▶ [What is needed]:
Give the count of lines holding the string "JSON" and nothing else.

▶ [The input]:
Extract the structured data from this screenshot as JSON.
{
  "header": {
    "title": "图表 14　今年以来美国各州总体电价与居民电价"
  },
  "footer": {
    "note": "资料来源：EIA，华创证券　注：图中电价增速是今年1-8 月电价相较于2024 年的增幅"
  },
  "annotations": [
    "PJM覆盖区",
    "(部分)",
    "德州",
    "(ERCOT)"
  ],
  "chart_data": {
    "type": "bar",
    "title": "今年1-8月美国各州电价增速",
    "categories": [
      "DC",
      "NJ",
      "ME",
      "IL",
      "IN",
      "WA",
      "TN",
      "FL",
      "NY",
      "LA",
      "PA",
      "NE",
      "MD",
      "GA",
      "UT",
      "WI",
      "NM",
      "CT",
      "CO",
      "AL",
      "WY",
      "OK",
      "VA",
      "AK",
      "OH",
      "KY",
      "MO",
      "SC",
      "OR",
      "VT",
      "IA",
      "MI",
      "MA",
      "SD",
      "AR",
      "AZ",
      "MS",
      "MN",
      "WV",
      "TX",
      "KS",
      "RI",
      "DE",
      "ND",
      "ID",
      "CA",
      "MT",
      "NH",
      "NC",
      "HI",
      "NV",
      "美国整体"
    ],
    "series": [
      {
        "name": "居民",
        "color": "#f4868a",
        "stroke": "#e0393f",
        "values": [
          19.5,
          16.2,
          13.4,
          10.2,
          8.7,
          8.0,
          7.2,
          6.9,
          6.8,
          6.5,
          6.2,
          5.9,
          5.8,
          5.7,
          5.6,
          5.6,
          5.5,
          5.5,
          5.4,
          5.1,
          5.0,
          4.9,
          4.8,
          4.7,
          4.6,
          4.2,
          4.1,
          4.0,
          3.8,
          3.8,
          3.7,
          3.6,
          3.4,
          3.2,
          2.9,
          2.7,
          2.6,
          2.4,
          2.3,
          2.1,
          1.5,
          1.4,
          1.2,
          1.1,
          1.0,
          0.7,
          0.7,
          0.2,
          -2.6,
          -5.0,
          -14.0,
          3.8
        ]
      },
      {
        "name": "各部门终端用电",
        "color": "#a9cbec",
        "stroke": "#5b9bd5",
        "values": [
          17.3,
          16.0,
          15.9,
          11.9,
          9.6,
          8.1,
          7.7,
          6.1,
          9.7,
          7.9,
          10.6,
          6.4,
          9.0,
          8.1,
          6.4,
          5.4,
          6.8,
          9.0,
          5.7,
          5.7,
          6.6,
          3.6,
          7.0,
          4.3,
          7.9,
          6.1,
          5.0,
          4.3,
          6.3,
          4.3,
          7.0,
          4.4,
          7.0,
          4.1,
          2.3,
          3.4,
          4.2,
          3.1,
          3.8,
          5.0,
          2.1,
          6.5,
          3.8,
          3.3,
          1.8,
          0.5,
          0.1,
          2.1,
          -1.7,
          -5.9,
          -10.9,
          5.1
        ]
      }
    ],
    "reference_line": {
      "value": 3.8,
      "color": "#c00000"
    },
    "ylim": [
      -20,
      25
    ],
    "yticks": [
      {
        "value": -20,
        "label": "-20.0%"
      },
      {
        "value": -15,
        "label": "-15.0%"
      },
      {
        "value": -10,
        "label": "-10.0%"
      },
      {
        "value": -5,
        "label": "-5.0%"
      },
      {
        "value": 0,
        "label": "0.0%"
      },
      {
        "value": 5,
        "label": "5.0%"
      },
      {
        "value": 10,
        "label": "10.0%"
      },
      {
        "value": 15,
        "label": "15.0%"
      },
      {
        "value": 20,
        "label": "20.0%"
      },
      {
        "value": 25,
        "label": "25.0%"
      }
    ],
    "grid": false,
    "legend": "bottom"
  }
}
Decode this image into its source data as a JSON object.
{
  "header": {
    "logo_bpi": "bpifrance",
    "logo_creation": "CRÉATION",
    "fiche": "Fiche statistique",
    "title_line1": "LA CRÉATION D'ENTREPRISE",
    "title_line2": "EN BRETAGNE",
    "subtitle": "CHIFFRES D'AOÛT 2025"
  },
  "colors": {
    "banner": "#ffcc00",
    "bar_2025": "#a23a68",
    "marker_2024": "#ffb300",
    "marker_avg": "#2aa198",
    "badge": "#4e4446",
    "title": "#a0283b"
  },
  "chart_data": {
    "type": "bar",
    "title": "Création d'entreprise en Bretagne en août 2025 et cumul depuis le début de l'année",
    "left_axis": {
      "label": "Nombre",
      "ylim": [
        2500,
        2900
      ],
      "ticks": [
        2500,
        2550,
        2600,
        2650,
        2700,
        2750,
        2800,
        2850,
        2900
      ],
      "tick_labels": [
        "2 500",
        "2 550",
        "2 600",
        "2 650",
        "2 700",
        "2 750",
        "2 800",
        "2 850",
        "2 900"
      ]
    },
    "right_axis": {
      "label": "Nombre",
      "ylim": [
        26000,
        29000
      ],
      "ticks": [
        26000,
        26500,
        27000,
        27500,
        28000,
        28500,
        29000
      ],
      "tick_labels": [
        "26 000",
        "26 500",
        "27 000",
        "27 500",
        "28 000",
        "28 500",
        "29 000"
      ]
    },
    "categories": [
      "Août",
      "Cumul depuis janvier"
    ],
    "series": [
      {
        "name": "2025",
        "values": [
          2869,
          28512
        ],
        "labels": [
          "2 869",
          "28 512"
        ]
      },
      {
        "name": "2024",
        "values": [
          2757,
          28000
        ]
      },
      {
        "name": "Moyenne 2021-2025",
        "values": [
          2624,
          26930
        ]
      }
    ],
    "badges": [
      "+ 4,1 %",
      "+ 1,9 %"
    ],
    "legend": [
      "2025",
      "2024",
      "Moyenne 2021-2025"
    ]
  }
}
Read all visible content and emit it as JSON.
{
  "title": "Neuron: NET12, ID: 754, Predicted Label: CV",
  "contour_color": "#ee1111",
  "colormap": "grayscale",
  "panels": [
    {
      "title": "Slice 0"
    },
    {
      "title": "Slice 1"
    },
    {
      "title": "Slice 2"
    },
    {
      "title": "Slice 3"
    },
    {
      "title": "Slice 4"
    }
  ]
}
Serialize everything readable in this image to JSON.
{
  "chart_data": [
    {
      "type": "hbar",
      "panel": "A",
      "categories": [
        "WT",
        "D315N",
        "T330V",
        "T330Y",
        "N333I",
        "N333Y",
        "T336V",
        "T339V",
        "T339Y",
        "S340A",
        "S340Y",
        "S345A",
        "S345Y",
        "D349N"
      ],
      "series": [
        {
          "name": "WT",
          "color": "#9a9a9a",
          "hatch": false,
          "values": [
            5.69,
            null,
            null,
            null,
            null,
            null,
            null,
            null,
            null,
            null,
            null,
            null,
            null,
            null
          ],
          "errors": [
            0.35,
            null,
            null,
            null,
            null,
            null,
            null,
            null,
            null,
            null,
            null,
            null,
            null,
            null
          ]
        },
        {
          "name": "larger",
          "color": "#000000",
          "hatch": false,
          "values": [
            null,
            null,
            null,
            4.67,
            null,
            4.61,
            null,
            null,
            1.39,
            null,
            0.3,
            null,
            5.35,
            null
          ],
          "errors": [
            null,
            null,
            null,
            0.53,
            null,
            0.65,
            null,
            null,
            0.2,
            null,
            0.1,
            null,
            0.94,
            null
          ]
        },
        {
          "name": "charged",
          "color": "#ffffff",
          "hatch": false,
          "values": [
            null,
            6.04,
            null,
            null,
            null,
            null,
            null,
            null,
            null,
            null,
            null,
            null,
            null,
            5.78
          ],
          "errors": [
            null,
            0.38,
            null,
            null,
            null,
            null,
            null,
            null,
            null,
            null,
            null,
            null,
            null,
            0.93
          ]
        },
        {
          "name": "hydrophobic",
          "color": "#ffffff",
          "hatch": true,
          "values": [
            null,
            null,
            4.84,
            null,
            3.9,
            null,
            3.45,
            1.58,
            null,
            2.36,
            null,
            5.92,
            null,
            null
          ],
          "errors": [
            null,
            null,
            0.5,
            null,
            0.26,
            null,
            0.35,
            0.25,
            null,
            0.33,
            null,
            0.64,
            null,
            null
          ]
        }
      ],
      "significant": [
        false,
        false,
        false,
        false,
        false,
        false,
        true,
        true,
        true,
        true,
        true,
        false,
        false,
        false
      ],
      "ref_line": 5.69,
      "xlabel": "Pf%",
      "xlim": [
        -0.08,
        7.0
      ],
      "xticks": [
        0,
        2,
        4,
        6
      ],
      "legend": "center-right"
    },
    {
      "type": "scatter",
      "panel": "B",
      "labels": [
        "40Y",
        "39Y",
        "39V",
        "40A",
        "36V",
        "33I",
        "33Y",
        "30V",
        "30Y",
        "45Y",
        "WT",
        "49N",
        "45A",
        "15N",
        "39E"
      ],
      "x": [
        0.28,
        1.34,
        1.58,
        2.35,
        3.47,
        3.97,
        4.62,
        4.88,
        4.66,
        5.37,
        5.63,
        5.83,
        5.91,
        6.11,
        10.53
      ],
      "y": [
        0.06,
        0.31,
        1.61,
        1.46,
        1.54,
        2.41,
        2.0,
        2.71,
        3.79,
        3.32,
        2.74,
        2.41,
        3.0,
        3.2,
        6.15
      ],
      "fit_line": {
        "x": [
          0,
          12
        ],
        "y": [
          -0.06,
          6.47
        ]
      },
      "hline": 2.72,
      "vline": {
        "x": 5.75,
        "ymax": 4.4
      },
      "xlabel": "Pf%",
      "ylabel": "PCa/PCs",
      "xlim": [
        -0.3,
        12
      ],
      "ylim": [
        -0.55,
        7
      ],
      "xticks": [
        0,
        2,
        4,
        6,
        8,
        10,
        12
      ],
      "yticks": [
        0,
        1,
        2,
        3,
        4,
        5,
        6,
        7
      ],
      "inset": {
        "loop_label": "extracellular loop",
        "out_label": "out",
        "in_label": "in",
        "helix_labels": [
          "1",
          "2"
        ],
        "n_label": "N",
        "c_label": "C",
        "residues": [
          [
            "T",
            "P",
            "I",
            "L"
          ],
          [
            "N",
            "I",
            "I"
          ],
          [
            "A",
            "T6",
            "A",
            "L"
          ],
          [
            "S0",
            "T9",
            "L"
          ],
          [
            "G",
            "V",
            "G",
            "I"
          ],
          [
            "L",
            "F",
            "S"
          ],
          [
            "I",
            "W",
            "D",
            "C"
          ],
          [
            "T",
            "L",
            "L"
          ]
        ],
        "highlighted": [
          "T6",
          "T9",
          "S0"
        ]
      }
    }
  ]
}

▶ [Complete output]:
4